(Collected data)
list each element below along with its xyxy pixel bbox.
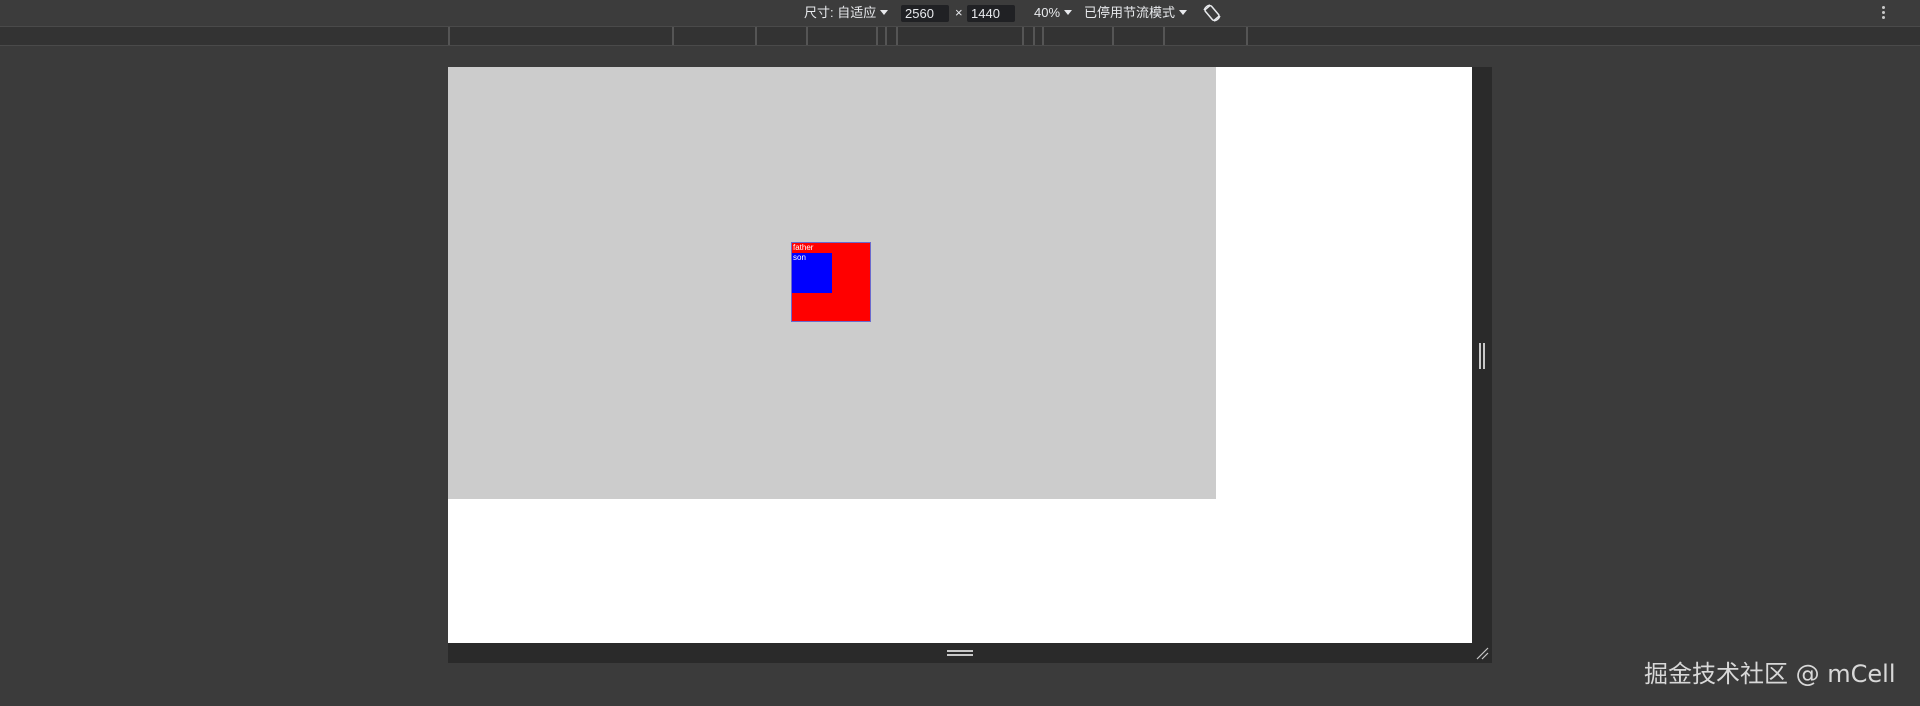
device-toolbar: 尺寸: 自适应 2560 × 1440 40% 已停用节流模式 <box>0 0 1920 27</box>
media-query-bar[interactable] <box>0 27 1920 46</box>
times-sign: × <box>955 5 963 20</box>
throttle-label: 已停用节流模式 <box>1084 5 1176 20</box>
mq-marker[interactable] <box>806 27 808 45</box>
rotate-icon[interactable] <box>1201 2 1223 24</box>
mq-marker[interactable] <box>448 27 450 45</box>
mq-marker[interactable] <box>1022 27 1024 45</box>
mq-marker[interactable] <box>876 27 878 45</box>
mq-marker[interactable] <box>672 27 674 45</box>
caret-down-icon <box>880 10 889 15</box>
bottom-resize-handle[interactable] <box>448 643 1492 663</box>
mq-marker[interactable] <box>896 27 898 45</box>
dimensions-label: 尺寸: 自适应 <box>804 5 877 20</box>
mq-marker[interactable] <box>885 27 887 45</box>
resize-corner-icon[interactable] <box>1475 646 1489 660</box>
father-box: father son <box>791 242 871 322</box>
device-viewport: father son <box>448 67 1472 643</box>
mq-marker[interactable] <box>755 27 757 45</box>
watermark: 掘金技术社区 @ mCell <box>1644 660 1896 688</box>
son-label: son <box>793 253 806 262</box>
resize-handle-icon <box>947 650 973 656</box>
zoom-label: 40% <box>1034 5 1061 20</box>
mq-marker[interactable] <box>1033 27 1035 45</box>
mq-marker[interactable] <box>1112 27 1114 45</box>
son-box: son <box>792 253 832 293</box>
mq-marker[interactable] <box>1246 27 1248 45</box>
father-label: father <box>793 243 814 252</box>
throttle-dropdown[interactable]: 已停用节流模式 <box>1084 4 1188 22</box>
dimensions-dropdown[interactable]: 尺寸: 自适应 <box>804 4 889 22</box>
right-resize-handle[interactable] <box>1472 67 1492 643</box>
caret-down-icon <box>1179 10 1188 15</box>
width-input[interactable]: 2560 <box>901 5 949 22</box>
zoom-dropdown[interactable]: 40% <box>1034 4 1073 22</box>
height-input[interactable]: 1440 <box>967 5 1015 22</box>
page-body: father son <box>448 67 1216 499</box>
mq-marker[interactable] <box>1163 27 1165 45</box>
resize-handle-icon <box>1479 343 1485 369</box>
more-vertical-icon[interactable] <box>1880 5 1886 21</box>
caret-down-icon <box>1064 10 1073 15</box>
mq-marker[interactable] <box>1042 27 1044 45</box>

EXERCISE GOAL
Repeat everything in the items above from the line containing "device-toolbar: 尺寸: 自适应" down through the last line of the items, including both ends.

REPLY
device-toolbar: 尺寸: 自适应 2560 × 1440 40% 已停用节流模式 <box>0 0 1920 27</box>
media-query-bar[interactable] <box>0 27 1920 46</box>
times-sign: × <box>955 5 963 20</box>
throttle-label: 已停用节流模式 <box>1084 5 1176 20</box>
mq-marker[interactable] <box>806 27 808 45</box>
rotate-icon[interactable] <box>1201 2 1223 24</box>
mq-marker[interactable] <box>448 27 450 45</box>
mq-marker[interactable] <box>1022 27 1024 45</box>
mq-marker[interactable] <box>876 27 878 45</box>
mq-marker[interactable] <box>672 27 674 45</box>
caret-down-icon <box>880 10 889 15</box>
bottom-resize-handle[interactable] <box>448 643 1492 663</box>
mq-marker[interactable] <box>896 27 898 45</box>
dimensions-label: 尺寸: 自适应 <box>804 5 877 20</box>
mq-marker[interactable] <box>885 27 887 45</box>
resize-corner-icon[interactable] <box>1475 646 1489 660</box>
father-box: father son <box>791 242 871 322</box>
device-viewport: father son <box>448 67 1472 643</box>
mq-marker[interactable] <box>755 27 757 45</box>
watermark: 掘金技术社区 @ mCell <box>1644 660 1896 688</box>
son-label: son <box>793 253 806 262</box>
resize-handle-icon <box>947 650 973 656</box>
zoom-label: 40% <box>1034 5 1061 20</box>
mq-marker[interactable] <box>1033 27 1035 45</box>
mq-marker[interactable] <box>1112 27 1114 45</box>
son-box: son <box>792 253 832 293</box>
mq-marker[interactable] <box>1246 27 1248 45</box>
father-label: father <box>793 243 814 252</box>
throttle-dropdown[interactable]: 已停用节流模式 <box>1084 4 1188 22</box>
dimensions-dropdown[interactable]: 尺寸: 自适应 <box>804 4 889 22</box>
right-resize-handle[interactable] <box>1472 67 1492 643</box>
caret-down-icon <box>1179 10 1188 15</box>
width-input[interactable]: 2560 <box>901 5 949 22</box>
zoom-dropdown[interactable]: 40% <box>1034 4 1073 22</box>
height-input[interactable]: 1440 <box>967 5 1015 22</box>
page-body: father son <box>448 67 1216 499</box>
mq-marker[interactable] <box>1163 27 1165 45</box>
resize-handle-icon <box>1479 343 1485 369</box>
more-vertical-icon[interactable] <box>1880 5 1886 21</box>
caret-down-icon <box>1064 10 1073 15</box>
mq-marker[interactable] <box>1042 27 1044 45</box>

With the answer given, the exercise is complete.